───── Source data ─────
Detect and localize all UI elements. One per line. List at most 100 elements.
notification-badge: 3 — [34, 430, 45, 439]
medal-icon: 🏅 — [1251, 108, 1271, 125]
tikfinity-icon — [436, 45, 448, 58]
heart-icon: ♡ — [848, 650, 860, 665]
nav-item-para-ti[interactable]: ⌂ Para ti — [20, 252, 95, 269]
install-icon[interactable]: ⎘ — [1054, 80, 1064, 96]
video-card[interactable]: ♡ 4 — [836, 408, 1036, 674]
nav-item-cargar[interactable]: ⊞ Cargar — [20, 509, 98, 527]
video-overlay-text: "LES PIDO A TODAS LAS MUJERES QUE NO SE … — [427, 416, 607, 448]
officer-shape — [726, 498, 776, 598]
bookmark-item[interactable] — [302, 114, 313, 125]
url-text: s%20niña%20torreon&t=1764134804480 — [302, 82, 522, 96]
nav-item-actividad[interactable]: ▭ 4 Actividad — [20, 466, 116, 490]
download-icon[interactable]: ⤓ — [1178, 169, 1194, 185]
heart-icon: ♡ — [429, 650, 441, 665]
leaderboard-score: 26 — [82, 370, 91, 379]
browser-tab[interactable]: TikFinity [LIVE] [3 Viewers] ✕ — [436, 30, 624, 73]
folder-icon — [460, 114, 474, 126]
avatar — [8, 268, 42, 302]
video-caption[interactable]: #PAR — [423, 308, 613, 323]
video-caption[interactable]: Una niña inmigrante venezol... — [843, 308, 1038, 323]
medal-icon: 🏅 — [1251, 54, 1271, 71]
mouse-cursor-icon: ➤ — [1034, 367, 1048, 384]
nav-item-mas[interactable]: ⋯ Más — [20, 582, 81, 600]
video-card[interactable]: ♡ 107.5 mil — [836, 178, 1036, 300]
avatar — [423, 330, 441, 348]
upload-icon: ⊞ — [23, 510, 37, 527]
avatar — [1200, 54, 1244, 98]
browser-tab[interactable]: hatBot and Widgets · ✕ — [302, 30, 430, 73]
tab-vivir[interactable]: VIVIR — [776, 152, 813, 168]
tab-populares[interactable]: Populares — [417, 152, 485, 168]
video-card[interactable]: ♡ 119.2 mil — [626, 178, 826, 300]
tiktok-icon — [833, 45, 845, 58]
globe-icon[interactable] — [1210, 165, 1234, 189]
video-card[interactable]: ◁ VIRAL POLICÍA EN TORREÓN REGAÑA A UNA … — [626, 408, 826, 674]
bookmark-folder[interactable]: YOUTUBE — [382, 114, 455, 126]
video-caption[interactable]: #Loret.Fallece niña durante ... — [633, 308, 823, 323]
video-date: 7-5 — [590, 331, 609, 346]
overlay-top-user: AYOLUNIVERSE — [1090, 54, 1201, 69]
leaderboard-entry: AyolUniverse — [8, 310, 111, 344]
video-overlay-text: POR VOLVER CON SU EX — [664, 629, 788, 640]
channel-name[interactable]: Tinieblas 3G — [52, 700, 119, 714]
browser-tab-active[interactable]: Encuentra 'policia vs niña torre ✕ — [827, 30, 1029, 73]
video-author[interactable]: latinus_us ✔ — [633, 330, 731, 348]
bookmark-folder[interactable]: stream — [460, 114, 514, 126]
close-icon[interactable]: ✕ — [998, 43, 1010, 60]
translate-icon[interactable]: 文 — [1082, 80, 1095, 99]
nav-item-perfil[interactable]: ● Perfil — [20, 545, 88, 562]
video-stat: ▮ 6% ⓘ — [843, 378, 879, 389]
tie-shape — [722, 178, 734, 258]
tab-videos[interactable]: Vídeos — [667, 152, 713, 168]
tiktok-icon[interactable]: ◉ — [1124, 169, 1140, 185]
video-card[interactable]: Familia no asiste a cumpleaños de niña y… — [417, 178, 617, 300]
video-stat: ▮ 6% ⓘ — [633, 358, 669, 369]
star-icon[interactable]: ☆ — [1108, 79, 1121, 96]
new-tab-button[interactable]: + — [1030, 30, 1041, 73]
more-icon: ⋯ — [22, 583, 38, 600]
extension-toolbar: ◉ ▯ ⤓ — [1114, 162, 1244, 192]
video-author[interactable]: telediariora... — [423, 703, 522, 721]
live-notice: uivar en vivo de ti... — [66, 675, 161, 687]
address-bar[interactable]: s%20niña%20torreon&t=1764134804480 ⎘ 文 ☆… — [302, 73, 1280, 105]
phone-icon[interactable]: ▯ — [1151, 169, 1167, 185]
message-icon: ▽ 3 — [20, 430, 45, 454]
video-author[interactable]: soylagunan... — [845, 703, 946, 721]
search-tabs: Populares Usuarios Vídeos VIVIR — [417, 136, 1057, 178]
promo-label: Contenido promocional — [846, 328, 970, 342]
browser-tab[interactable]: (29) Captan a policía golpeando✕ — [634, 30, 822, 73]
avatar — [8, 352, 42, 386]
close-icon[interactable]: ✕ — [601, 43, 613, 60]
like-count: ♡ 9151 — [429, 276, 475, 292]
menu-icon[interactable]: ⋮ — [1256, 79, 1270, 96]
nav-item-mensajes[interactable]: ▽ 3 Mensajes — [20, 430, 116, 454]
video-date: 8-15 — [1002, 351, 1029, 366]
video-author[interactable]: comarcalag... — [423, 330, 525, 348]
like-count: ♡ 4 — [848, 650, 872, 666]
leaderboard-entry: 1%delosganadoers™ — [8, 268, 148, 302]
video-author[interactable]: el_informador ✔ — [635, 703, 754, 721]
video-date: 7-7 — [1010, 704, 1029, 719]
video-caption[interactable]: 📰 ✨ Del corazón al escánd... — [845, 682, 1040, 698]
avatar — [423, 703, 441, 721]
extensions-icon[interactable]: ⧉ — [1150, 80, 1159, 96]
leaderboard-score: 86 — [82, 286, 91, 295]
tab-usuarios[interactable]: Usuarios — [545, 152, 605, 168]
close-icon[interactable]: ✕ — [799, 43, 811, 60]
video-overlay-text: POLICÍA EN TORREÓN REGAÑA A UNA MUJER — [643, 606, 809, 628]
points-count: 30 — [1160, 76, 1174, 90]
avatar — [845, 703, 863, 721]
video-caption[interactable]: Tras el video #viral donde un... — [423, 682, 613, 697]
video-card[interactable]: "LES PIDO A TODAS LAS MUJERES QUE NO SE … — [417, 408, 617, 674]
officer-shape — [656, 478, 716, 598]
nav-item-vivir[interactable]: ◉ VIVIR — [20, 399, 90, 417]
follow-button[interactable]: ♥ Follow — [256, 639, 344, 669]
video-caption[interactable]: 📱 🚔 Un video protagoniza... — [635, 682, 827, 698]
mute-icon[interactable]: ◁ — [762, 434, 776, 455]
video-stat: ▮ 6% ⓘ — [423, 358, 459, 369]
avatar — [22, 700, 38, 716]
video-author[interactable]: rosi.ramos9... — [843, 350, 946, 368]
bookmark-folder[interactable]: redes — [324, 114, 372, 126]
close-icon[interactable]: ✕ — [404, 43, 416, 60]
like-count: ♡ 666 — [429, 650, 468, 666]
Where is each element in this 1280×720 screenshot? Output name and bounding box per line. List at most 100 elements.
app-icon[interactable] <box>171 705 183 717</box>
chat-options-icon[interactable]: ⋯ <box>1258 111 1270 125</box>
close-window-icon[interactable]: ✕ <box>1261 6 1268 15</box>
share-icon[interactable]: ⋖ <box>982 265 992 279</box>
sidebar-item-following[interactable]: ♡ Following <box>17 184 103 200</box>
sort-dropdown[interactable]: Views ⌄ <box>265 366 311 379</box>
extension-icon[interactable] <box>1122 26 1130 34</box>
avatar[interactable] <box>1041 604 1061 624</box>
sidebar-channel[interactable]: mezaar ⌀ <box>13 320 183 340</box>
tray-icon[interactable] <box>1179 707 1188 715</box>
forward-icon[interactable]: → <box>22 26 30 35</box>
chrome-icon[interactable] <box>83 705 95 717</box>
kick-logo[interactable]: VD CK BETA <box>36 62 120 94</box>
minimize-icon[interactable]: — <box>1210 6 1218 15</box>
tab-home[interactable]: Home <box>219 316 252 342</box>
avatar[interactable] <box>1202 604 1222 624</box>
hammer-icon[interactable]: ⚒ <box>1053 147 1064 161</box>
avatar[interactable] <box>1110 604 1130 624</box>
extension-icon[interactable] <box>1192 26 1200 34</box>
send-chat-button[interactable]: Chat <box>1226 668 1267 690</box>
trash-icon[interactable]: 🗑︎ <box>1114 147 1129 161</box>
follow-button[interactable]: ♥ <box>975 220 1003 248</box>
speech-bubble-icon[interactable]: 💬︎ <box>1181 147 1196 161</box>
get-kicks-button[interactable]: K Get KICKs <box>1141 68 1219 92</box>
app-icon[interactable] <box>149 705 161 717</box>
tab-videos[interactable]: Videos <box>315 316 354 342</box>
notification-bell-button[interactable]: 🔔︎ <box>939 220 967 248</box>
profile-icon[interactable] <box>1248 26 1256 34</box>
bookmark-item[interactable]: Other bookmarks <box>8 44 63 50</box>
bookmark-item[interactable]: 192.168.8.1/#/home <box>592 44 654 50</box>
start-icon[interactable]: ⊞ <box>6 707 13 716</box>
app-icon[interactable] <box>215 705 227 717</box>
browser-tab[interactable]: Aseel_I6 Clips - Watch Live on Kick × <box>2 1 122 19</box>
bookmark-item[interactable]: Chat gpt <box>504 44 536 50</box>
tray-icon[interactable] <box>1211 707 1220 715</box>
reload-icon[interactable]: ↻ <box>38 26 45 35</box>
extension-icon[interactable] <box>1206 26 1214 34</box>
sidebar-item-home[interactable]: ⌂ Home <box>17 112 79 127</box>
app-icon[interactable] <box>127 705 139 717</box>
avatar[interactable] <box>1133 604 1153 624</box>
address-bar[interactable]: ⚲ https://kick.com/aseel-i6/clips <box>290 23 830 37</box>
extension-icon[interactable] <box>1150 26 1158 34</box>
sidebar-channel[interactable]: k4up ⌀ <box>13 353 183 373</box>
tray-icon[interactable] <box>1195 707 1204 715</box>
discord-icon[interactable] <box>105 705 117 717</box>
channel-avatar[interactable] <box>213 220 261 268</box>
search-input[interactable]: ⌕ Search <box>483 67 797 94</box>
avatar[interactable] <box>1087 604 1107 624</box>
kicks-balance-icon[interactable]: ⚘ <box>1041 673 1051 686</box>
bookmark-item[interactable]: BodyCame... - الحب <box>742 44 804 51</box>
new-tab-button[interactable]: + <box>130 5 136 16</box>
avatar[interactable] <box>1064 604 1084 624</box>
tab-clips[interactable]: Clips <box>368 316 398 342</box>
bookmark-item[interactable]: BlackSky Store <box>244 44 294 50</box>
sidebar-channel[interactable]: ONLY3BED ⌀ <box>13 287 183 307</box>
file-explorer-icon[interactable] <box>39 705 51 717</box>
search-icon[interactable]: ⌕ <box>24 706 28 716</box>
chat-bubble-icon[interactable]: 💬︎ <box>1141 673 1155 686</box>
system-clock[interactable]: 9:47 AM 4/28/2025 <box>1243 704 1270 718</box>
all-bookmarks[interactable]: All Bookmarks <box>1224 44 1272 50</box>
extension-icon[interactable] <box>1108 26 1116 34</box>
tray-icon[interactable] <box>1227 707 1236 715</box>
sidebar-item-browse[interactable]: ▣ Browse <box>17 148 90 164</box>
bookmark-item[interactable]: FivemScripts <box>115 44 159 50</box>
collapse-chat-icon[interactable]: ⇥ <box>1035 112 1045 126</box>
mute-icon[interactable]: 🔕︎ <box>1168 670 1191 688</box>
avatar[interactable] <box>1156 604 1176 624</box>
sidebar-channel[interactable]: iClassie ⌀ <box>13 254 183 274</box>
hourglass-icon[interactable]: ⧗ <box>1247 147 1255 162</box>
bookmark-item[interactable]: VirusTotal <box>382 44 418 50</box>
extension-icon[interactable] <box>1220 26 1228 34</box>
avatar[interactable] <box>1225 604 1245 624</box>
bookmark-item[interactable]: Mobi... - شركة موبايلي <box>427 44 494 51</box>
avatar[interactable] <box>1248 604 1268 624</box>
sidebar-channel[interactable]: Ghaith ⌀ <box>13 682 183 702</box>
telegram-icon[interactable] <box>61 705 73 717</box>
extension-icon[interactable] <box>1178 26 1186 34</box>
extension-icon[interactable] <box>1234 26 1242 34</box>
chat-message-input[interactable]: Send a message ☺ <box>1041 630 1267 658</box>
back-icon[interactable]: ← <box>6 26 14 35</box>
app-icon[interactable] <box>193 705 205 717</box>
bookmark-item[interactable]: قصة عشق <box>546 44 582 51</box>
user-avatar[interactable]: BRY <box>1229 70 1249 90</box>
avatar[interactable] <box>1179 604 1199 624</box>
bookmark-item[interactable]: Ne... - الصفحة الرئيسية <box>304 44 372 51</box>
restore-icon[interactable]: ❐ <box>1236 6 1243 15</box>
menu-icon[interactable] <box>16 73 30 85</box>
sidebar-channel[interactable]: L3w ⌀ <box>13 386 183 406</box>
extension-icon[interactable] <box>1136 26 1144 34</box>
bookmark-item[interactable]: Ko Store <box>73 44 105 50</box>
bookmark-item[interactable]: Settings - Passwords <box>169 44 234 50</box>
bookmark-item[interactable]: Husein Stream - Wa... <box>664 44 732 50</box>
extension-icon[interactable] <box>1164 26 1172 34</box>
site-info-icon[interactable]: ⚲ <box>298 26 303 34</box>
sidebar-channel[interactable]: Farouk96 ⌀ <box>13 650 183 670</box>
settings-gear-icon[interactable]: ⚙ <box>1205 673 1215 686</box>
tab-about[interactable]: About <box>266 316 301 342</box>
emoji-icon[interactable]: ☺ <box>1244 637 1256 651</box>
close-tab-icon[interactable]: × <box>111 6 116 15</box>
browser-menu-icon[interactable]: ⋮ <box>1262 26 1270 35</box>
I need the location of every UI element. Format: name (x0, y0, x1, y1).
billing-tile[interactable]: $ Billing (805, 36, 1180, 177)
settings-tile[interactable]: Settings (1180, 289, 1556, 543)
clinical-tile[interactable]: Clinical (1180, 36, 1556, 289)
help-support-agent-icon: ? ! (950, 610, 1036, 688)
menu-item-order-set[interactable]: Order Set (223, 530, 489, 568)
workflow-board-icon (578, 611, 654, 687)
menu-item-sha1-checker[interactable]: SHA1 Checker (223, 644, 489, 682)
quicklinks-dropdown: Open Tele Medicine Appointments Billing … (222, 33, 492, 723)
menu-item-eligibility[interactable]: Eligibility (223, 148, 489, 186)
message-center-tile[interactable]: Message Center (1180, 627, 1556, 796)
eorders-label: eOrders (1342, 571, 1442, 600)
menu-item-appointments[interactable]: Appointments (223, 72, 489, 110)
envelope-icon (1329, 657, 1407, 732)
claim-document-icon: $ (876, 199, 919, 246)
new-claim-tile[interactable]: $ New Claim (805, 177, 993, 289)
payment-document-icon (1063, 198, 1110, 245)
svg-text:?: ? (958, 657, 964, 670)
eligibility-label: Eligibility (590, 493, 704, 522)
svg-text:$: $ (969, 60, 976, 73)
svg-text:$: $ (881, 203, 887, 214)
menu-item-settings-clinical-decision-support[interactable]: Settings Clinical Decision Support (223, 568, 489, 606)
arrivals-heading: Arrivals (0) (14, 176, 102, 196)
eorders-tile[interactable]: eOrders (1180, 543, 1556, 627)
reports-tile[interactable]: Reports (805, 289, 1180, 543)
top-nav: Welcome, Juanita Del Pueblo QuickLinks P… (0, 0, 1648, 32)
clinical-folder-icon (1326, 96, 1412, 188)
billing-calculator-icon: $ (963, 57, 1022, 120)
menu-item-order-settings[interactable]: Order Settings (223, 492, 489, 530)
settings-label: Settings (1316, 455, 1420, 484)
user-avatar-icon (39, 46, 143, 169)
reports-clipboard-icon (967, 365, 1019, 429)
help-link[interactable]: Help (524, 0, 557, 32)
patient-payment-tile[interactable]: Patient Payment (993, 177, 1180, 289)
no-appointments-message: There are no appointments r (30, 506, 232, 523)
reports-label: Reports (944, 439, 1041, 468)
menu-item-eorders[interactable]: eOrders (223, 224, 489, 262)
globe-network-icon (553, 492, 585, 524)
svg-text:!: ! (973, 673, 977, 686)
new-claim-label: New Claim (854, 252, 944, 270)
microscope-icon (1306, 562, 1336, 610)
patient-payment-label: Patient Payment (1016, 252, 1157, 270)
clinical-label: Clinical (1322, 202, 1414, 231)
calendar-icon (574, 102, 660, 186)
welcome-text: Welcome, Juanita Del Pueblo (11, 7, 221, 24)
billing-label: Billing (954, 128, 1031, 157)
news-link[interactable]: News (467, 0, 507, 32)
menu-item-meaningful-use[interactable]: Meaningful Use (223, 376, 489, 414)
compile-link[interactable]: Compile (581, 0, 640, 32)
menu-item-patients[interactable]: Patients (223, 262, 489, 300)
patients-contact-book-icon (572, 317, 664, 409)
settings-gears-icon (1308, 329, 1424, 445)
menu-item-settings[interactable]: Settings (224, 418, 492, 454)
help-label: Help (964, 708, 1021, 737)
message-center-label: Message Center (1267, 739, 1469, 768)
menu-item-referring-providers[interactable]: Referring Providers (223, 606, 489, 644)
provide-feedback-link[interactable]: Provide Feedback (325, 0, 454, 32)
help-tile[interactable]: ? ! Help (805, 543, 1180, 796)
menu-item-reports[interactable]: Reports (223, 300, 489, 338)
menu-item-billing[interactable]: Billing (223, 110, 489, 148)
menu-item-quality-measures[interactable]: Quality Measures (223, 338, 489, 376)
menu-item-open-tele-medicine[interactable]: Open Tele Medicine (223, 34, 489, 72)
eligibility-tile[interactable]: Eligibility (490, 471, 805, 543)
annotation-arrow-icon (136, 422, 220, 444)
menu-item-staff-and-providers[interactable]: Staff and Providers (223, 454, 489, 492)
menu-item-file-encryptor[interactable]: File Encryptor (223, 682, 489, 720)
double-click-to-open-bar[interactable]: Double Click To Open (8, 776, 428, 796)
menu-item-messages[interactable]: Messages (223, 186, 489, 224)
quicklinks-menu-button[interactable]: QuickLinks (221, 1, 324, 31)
─────
Wherever the string "elements" appears in the listing above, show the whole line.

Detect and localize all UI elements. One per line. List at most 100 elements.
Where is each element in this 1280×720 screenshot? Output name and bounding box per line. List at most 100 elements.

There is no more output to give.